----- Dataset excerpts -----

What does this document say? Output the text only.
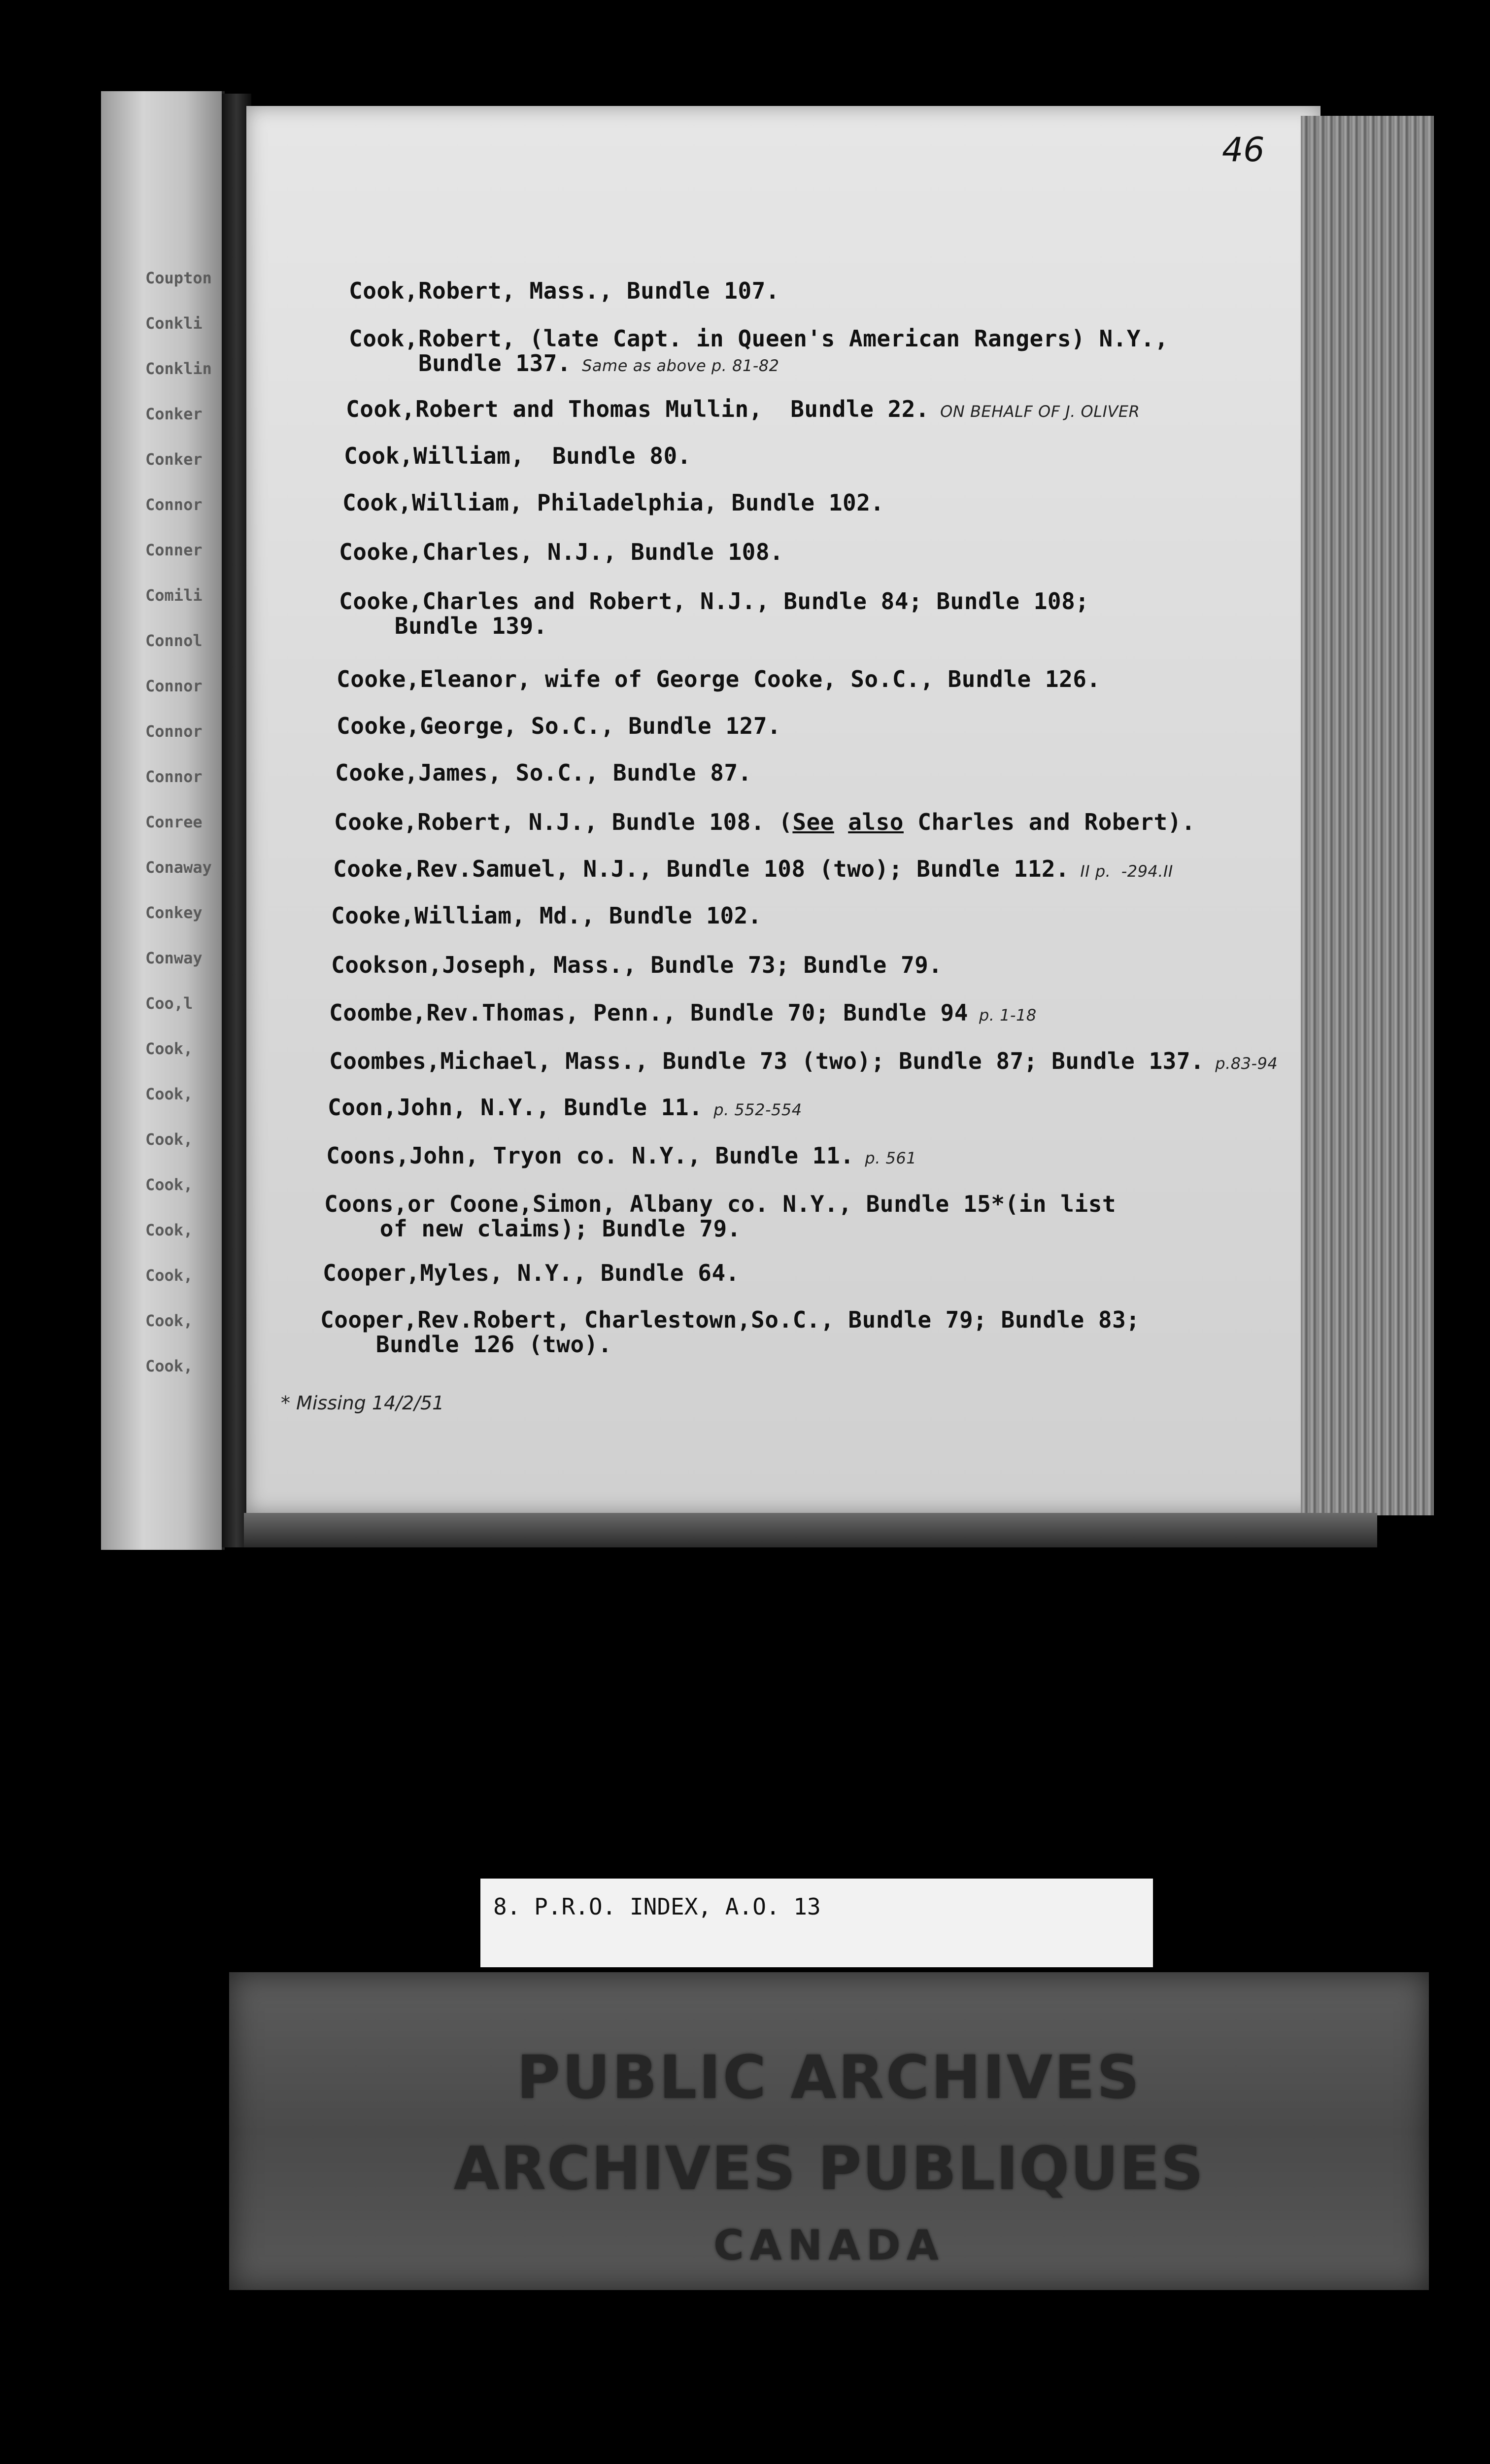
Coupton
Conkli
Conklin
Conker
Conker
Connor
Conner
Comili
Connol
Connor
Connor
Connor
Conree
Conaway
Conkey
Conway
Coo,l
Cook,
Cook,
Cook,
Cook,
Cook,
Cook,
Cook,
Cook,
46
Cook,Robert, Mass., Bundle 107.
Cook,Robert, (late Capt. in Queen's American Rangers) N.Y.,
Bundle 137. Same as above p. 81-82
Cook,Robert and Thomas Mullin,  Bundle 22. ON BEHALF OF J. OLIVER
Cook,William,  Bundle 80.
Cook,William, Philadelphia, Bundle 102.
Cooke,Charles, N.J., Bundle 108.
Cooke,Charles and Robert, N.J., Bundle 84; Bundle 108;
Bundle 139.
Cooke,Eleanor, wife of George Cooke, So.C., Bundle 126.
Cooke,George, So.C., Bundle 127.
Cooke,James, So.C., Bundle 87.
Cooke,Robert, N.J., Bundle 108. (See also Charles and Robert).
Cooke,Rev.Samuel, N.J., Bundle 108 (two); Bundle 112. II p.  -294.II
Cooke,William, Md., Bundle 102.
Cookson,Joseph, Mass., Bundle 73; Bundle 79.
Coombe,Rev.Thomas, Penn., Bundle 70; Bundle 94 p. 1-18
Coombes,Michael, Mass., Bundle 73 (two); Bundle 87; Bundle 137. p.83-94
Coon,John, N.Y., Bundle 11. p. 552-554
Coons,John, Tryon co. N.Y., Bundle 11. p. 561
Coons,or Coone,Simon, Albany co. N.Y., Bundle 15*(in list
of new claims); Bundle 79.
Cooper,Myles, N.Y., Bundle 64.
Cooper,Rev.Robert, Charlestown,So.C., Bundle 79; Bundle 83;
Bundle 126 (two).
* Missing 14/2/51
8. P.R.O. INDEX, A.O. 13
PUBLIC ARCHIVES
ARCHIVES PUBLIQUES
CANADA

-----

→ Stated task: The records above must be echoed exactly, minus their pictures.

→ Result of the task:
What does this document say? Output the text only.
Coupton
Conkli
Conklin
Conker
Conker
Connor
Conner
Comili
Connol
Connor
Connor
Connor
Conree
Conaway
Conkey
Conway
Coo,l
Cook,
Cook,
Cook,
Cook,
Cook,
Cook,
Cook,
Cook,
46
Cook,Robert, Mass., Bundle 107.
Cook,Robert, (late Capt. in Queen's American Rangers) N.Y.,
Bundle 137. Same as above p. 81-82
Cook,Robert and Thomas Mullin,  Bundle 22. ON BEHALF OF J. OLIVER
Cook,William,  Bundle 80.
Cook,William, Philadelphia, Bundle 102.
Cooke,Charles, N.J., Bundle 108.
Cooke,Charles and Robert, N.J., Bundle 84; Bundle 108;
Bundle 139.
Cooke,Eleanor, wife of George Cooke, So.C., Bundle 126.
Cooke,George, So.C., Bundle 127.
Cooke,James, So.C., Bundle 87.
Cooke,Robert, N.J., Bundle 108. (See also Charles and Robert).
Cooke,Rev.Samuel, N.J., Bundle 108 (two); Bundle 112. II p.  -294.II
Cooke,William, Md., Bundle 102.
Cookson,Joseph, Mass., Bundle 73; Bundle 79.
Coombe,Rev.Thomas, Penn., Bundle 70; Bundle 94 p. 1-18
Coombes,Michael, Mass., Bundle 73 (two); Bundle 87; Bundle 137. p.83-94
Coon,John, N.Y., Bundle 11. p. 552-554
Coons,John, Tryon co. N.Y., Bundle 11. p. 561
Coons,or Coone,Simon, Albany co. N.Y., Bundle 15*(in list
of new claims); Bundle 79.
Cooper,Myles, N.Y., Bundle 64.
Cooper,Rev.Robert, Charlestown,So.C., Bundle 79; Bundle 83;
Bundle 126 (two).
* Missing 14/2/51
8. P.R.O. INDEX, A.O. 13
PUBLIC ARCHIVES
ARCHIVES PUBLIQUES
CANADA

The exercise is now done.